(Dataset items)

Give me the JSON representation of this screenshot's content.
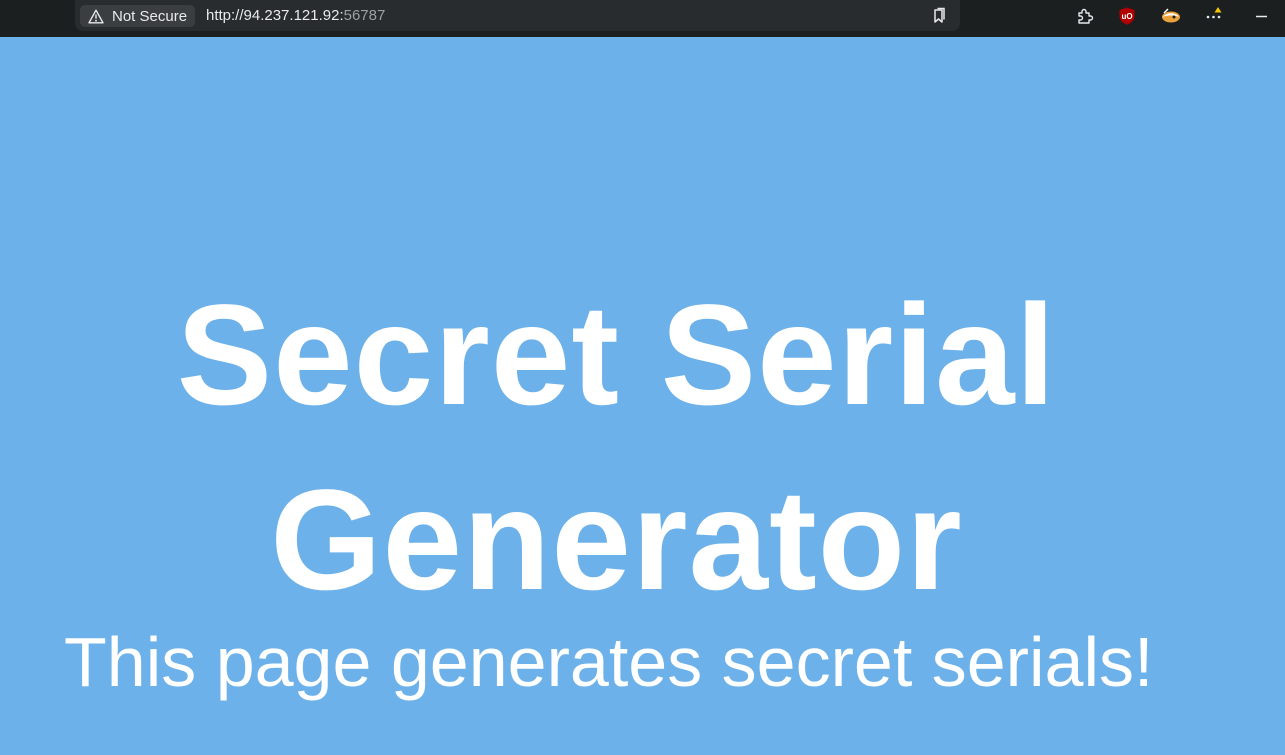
{
  "browser": {
    "security_label": "Not Secure",
    "url_host": "http://94.237.121.92:",
    "url_port": "56787",
    "icons": [
      "warning-triangle-icon",
      "bookmark-icon",
      "extensions-puzzle-icon",
      "ublock-origin-icon",
      "extension-badger-icon",
      "more-menu-icon",
      "minimize-icon"
    ],
    "colors": {
      "toolbar": "#1b1f20",
      "address_bar": "#282c2e",
      "ublock_red": "#b00000",
      "notification_dot": "#f5c400"
    }
  },
  "page": {
    "title": "Secret Serial Generator",
    "subtitle": "This page generates secret serials!",
    "colors": {
      "background": "#6cb1e9",
      "text": "#ffffff"
    }
  }
}
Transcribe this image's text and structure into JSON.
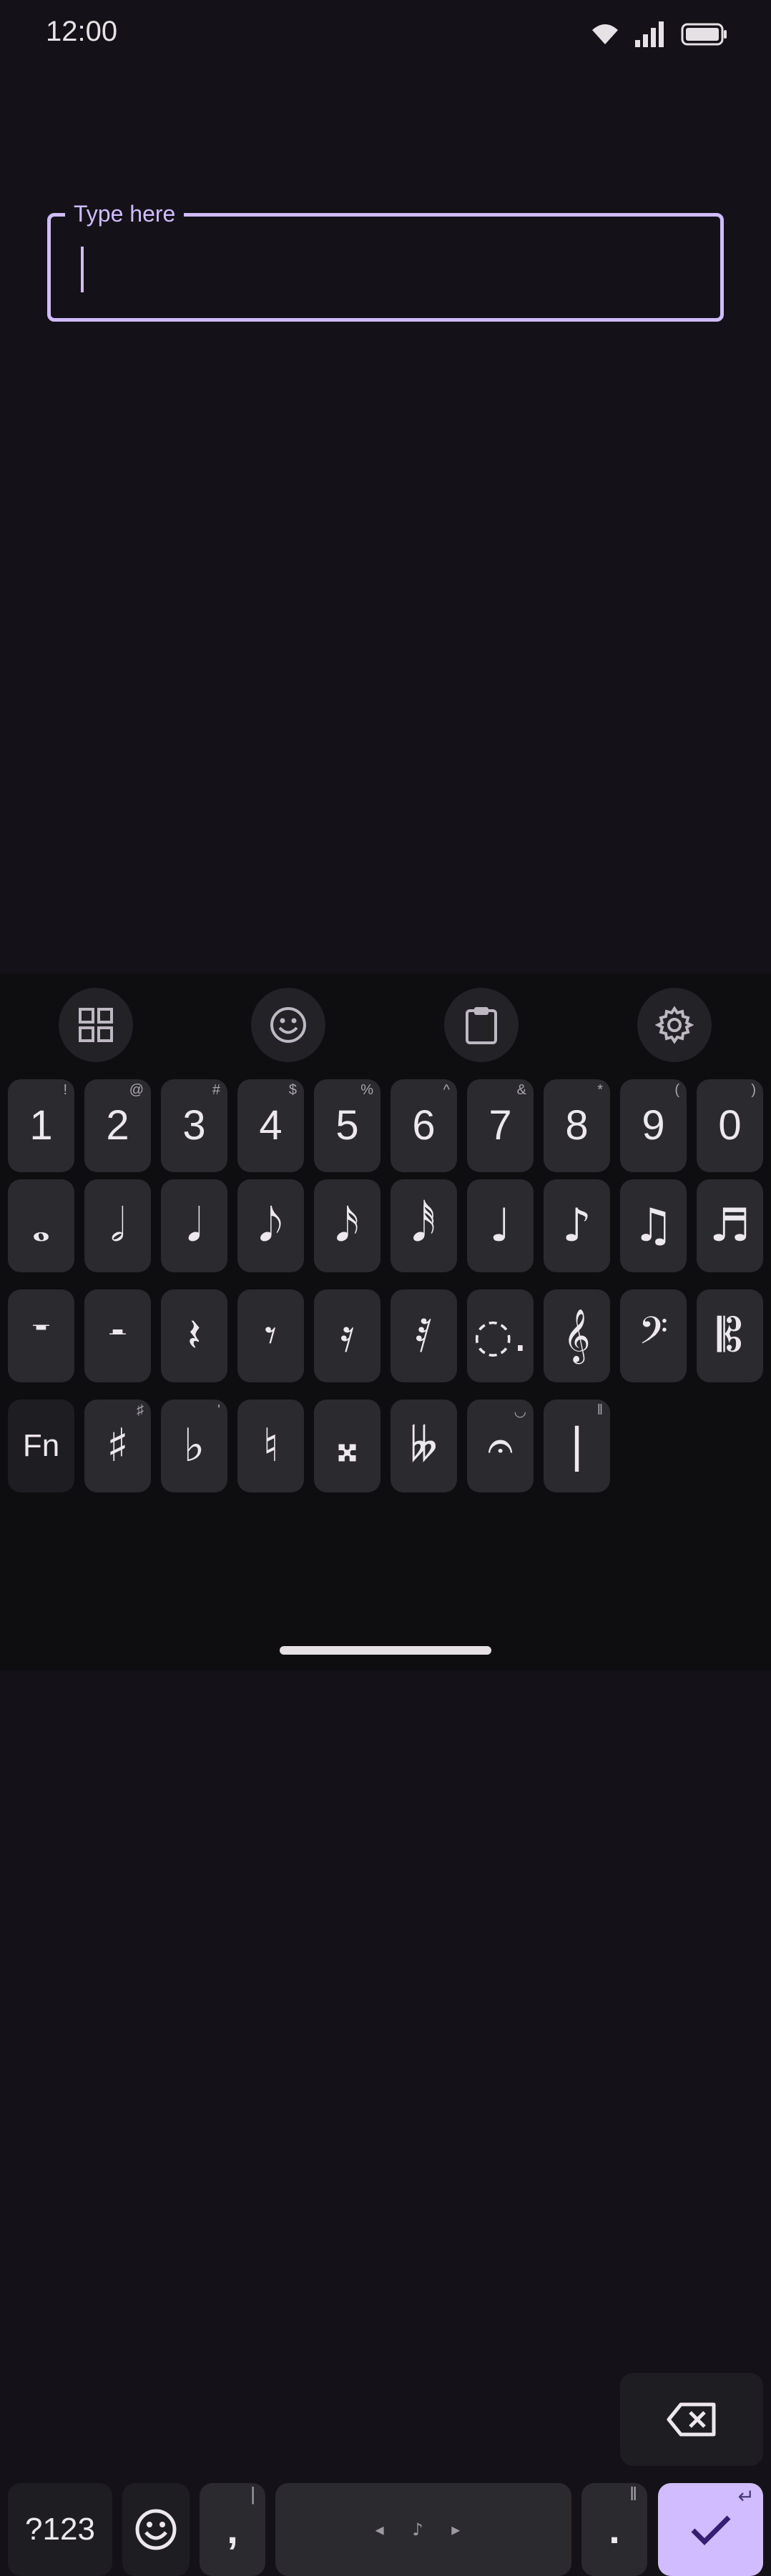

◆ To do: Extract the full listing exactly, with the pictures left out.

◆ Answer for this exercise:
Give me the JSON representation of this screenshot's content.
{
  "browser": {
    "security_label": "Not Secure",
    "url_host": "http://94.237.121.92:",
    "url_port": "56787",
    "icons": [
      "warning-triangle-icon",
      "bookmark-icon",
      "extensions-puzzle-icon",
      "ublock-origin-icon",
      "extension-badger-icon",
      "more-menu-icon",
      "minimize-icon"
    ],
    "colors": {
      "toolbar": "#1b1f20",
      "address_bar": "#282c2e",
      "ublock_red": "#b00000",
      "notification_dot": "#f5c400"
    }
  },
  "page": {
    "title": "Secret Serial Generator",
    "subtitle": "This page generates secret serials!",
    "colors": {
      "background": "#6cb1e9",
      "text": "#ffffff"
    }
  }
}
Transcribe this image's text and structure into JSON.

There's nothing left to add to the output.